Check every line of the data below for the string "INPUT", and copy the ones that hold it.

BEGIN DATA SHOWN

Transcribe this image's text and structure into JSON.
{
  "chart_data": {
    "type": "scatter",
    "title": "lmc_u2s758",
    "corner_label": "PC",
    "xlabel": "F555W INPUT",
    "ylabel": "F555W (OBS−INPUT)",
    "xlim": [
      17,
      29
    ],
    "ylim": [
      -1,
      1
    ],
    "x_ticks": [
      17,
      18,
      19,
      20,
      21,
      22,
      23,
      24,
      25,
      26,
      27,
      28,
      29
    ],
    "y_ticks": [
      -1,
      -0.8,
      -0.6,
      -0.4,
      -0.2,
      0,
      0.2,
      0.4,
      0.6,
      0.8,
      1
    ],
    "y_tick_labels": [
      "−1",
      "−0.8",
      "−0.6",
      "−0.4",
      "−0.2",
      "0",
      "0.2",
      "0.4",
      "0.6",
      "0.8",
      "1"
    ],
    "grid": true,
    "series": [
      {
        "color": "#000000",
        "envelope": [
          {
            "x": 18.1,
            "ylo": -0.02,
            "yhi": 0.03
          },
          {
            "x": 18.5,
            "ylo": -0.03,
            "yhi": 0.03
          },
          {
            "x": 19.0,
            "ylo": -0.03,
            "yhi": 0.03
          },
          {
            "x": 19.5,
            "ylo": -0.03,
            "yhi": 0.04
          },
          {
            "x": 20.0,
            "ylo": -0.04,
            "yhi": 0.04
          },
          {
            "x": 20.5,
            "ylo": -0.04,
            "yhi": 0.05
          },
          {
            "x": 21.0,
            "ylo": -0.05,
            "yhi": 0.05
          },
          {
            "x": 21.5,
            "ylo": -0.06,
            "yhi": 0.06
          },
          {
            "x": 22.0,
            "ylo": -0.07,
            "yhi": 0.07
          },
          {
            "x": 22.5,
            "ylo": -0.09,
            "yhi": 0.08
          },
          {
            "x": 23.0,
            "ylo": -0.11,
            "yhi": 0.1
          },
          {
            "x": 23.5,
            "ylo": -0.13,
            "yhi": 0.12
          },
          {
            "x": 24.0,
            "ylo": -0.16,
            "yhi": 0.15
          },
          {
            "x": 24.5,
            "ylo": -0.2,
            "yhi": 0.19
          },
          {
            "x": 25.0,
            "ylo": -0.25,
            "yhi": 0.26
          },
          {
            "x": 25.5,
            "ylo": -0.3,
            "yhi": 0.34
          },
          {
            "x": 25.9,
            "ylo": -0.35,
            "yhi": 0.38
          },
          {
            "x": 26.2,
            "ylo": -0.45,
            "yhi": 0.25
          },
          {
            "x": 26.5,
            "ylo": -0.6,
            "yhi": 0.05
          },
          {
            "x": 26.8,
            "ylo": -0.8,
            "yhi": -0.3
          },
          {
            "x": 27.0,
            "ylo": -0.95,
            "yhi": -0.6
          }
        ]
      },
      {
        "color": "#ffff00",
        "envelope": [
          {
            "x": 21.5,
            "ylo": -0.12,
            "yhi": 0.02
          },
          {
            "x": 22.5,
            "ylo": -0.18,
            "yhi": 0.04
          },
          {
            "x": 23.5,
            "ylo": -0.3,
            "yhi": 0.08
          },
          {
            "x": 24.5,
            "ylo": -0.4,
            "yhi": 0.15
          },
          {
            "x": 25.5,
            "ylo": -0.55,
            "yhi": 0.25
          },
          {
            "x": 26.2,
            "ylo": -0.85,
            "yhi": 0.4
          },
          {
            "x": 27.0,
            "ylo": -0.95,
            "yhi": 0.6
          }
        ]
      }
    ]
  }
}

END DATA SHOWN

» EXERCISE SOLUTION:
    "xlabel": "F555W INPUT",
    "ylabel": "F555W (OBS−INPUT)",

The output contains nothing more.